Exercise materials start

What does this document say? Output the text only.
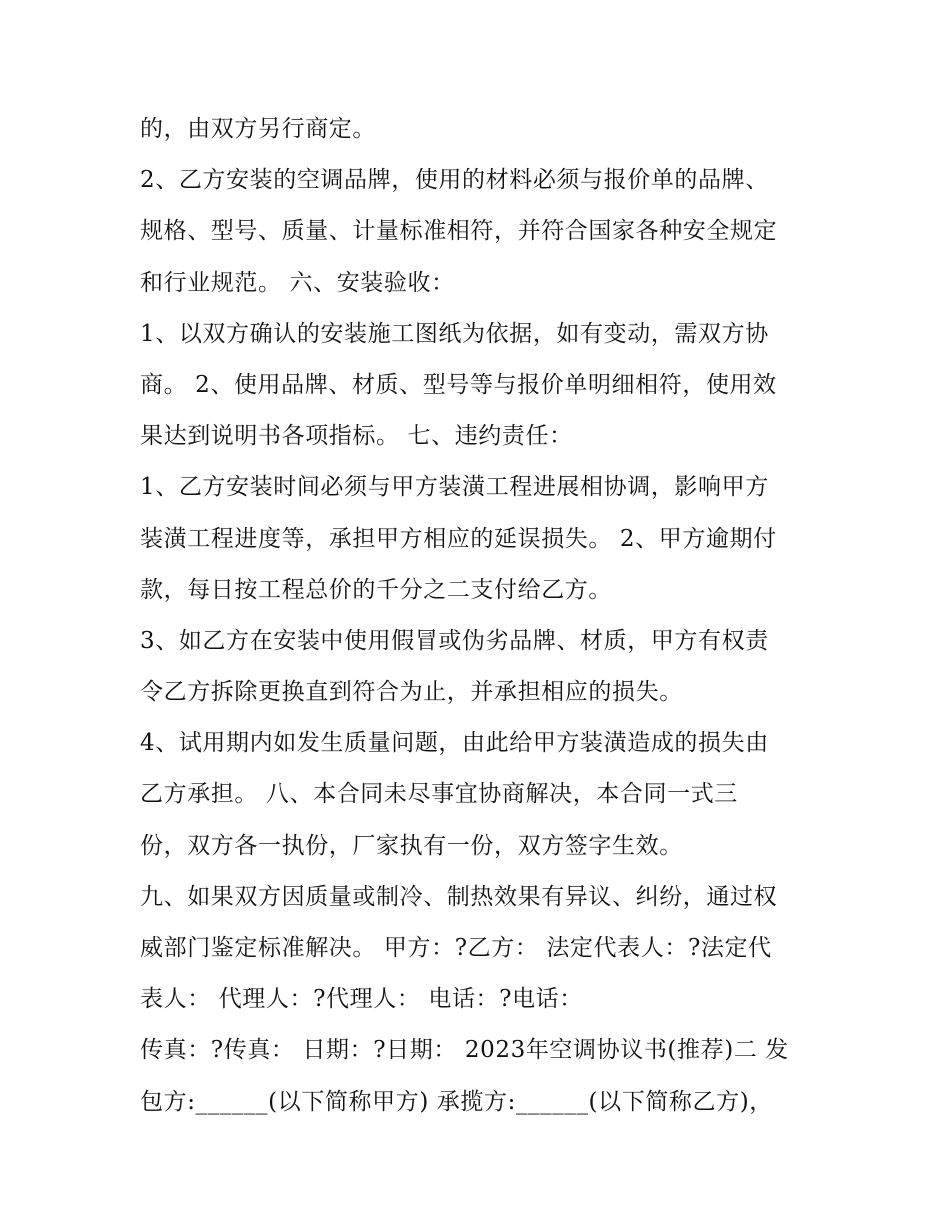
的，由双方另行商定。
2、乙方安装的空调品牌，使用的材料必须与报价单的品牌、
规格、型号、质量、计量标准相符，并符合国家各种安全规定
和行业规范。 六、安装验收：
1、以双方确认的安装施工图纸为依据，如有变动，需双方协
商。 2、使用品牌、材质、型号等与报价单明细相符，使用效
果达到说明书各项指标。 七、违约责任：
1、乙方安装时间必须与甲方装潢工程进展相协调，影响甲方
装潢工程进度等，承担甲方相应的延误损失。 2、甲方逾期付
款，每日按工程总价的千分之二支付给乙方。
3、如乙方在安装中使用假冒或伪劣品牌、材质，甲方有权责
令乙方拆除更换直到符合为止，并承担相应的损失。
4、试用期内如发生质量问题，由此给甲方装潢造成的损失由
乙方承担。 八、本合同未尽事宜协商解决，本合同一式三
份，双方各一执份，厂家执有一份，双方签字生效。
九、如果双方因质量或制冷、制热效果有异议、纠纷，通过权
威部门鉴定标准解决。 甲方：?乙方： 法定代表人：?法定代
表人： 代理人：?代理人： 电话：?电话：
传真：?传真： 日期：?日期： 2023年空调协议书(推荐)二 发
包方:______(以下简称甲方) 承揽方:______(以下简称乙方)，
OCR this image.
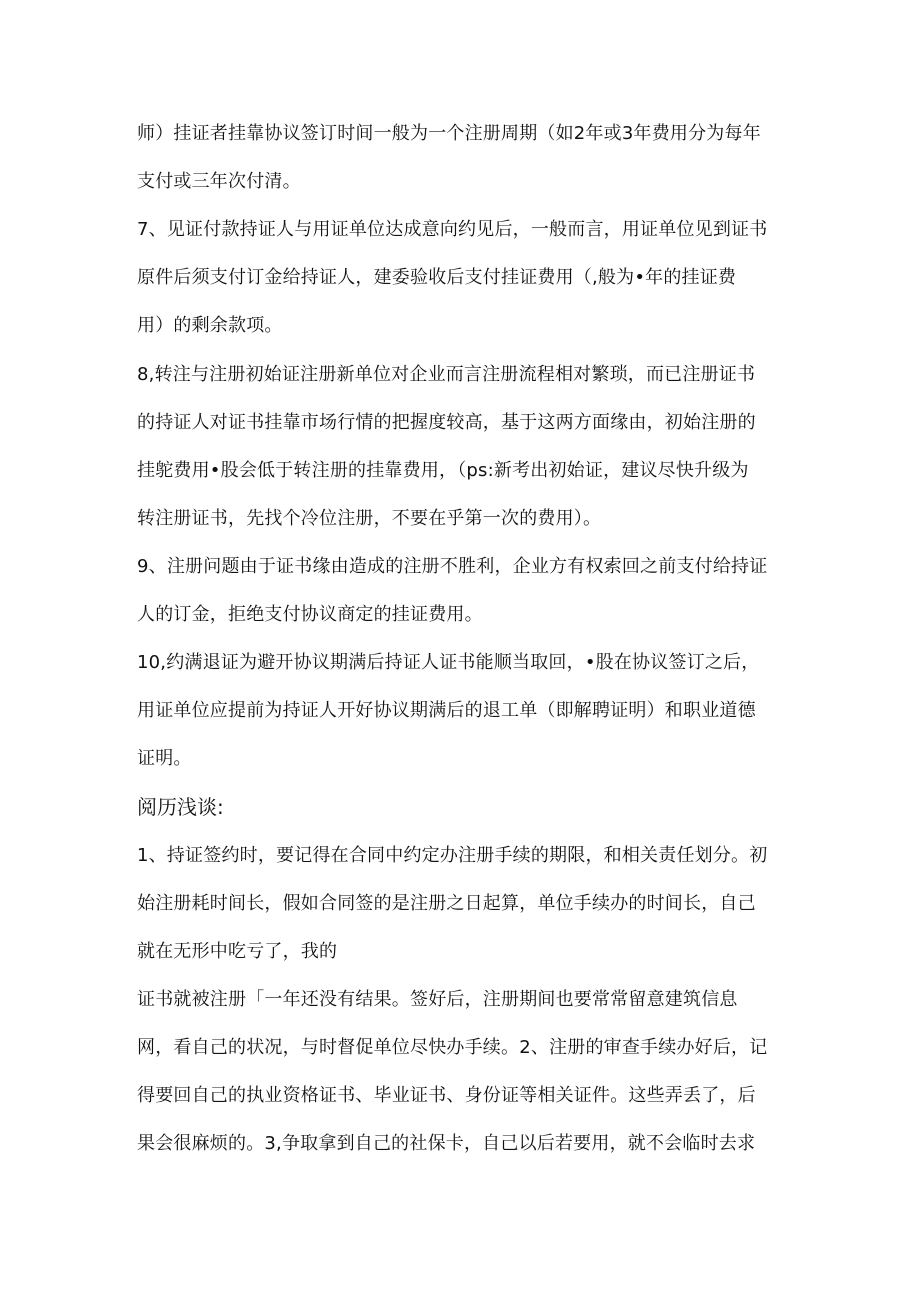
师）挂证者挂靠协议签订时间一般为一个注册周期（如2年或3年费用分为每年
支付或三年次付清。
7、见证付款持证人与用证单位达成意向约见后，一般而言，用证单位见到证书
原件后须支付订金给持证人，建委验收后支付挂证费用（,般为•年的挂证费
用）的剩余款项。
8,转注与注册初始证注册新单位对企业而言注册流程相对繁琐，而已注册证书
的持证人对证书挂靠市场行情的把握度较高，基于这两方面缘由，初始注册的
挂鸵费用•股会低于转注册的挂靠费用，（ps:新考出初始证，建议尽快升级为
转注册证书，先找个冷位注册，不要在乎第一次的费用）。
9、注册问题由于证书缘由造成的注册不胜利，企业方有权索回之前支付给持证
人的订金，拒绝支付协议商定的挂证费用。
10,约满退证为避开协议期满后持证人证书能顺当取回，•股在协议签订之后，
用证单位应提前为持证人开好协议期满后的退工单（即解聘证明）和职业道德
证明。
阅历浅谈:
1、持证签约时，要记得在合同中约定办注册手续的期限，和相关责任划分。初
始注册耗时间长，假如合同签的是注册之日起算，单位手续办的时间长，自己
就在无形中吃亏了，我的
证书就被注册「一年还没有结果。签好后，注册期间也要常常留意建筑信息
网，看自己的状况，与时督促单位尽快办手续。2、注册的审查手续办好后，记
得要回自己的执业资格证书、毕业证书、身份证等相关证件。这些弄丢了，后
果会很麻烦的。3,争取拿到自己的社保卡，自己以后若要用，就不会临时去求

Exercise materials end

**Given request**
Copy the data character for character, but drop all pictures from the copy.

**Answer to this task**
What does this document say? Output the text only.
的，由双方另行商定。
2、乙方安装的空调品牌，使用的材料必须与报价单的品牌、
规格、型号、质量、计量标准相符，并符合国家各种安全规定
和行业规范。 六、安装验收：
1、以双方确认的安装施工图纸为依据，如有变动，需双方协
商。 2、使用品牌、材质、型号等与报价单明细相符，使用效
果达到说明书各项指标。 七、违约责任：
1、乙方安装时间必须与甲方装潢工程进展相协调，影响甲方
装潢工程进度等，承担甲方相应的延误损失。 2、甲方逾期付
款，每日按工程总价的千分之二支付给乙方。
3、如乙方在安装中使用假冒或伪劣品牌、材质，甲方有权责
令乙方拆除更换直到符合为止，并承担相应的损失。
4、试用期内如发生质量问题，由此给甲方装潢造成的损失由
乙方承担。 八、本合同未尽事宜协商解决，本合同一式三
份，双方各一执份，厂家执有一份，双方签字生效。
九、如果双方因质量或制冷、制热效果有异议、纠纷，通过权
威部门鉴定标准解决。 甲方：?乙方： 法定代表人：?法定代
表人： 代理人：?代理人： 电话：?电话：
传真：?传真： 日期：?日期： 2023年空调协议书(推荐)二 发
包方:______(以下简称甲方) 承揽方:______(以下简称乙方)，
OCR this image.
师）挂证者挂靠协议签订时间一般为一个注册周期（如2年或3年费用分为每年
支付或三年次付清。
7、见证付款持证人与用证单位达成意向约见后，一般而言，用证单位见到证书
原件后须支付订金给持证人，建委验收后支付挂证费用（,般为•年的挂证费
用）的剩余款项。
8,转注与注册初始证注册新单位对企业而言注册流程相对繁琐，而已注册证书
的持证人对证书挂靠市场行情的把握度较高，基于这两方面缘由，初始注册的
挂鸵费用•股会低于转注册的挂靠费用，（ps:新考出初始证，建议尽快升级为
转注册证书，先找个冷位注册，不要在乎第一次的费用）。
9、注册问题由于证书缘由造成的注册不胜利，企业方有权索回之前支付给持证
人的订金，拒绝支付协议商定的挂证费用。
10,约满退证为避开协议期满后持证人证书能顺当取回，•股在协议签订之后，
用证单位应提前为持证人开好协议期满后的退工单（即解聘证明）和职业道德
证明。
阅历浅谈:
1、持证签约时，要记得在合同中约定办注册手续的期限，和相关责任划分。初
始注册耗时间长，假如合同签的是注册之日起算，单位手续办的时间长，自己
就在无形中吃亏了，我的
证书就被注册「一年还没有结果。签好后，注册期间也要常常留意建筑信息
网，看自己的状况，与时督促单位尽快办手续。2、注册的审查手续办好后，记
得要回自己的执业资格证书、毕业证书、身份证等相关证件。这些弄丢了，后
果会很麻烦的。3,争取拿到自己的社保卡，自己以后若要用，就不会临时去求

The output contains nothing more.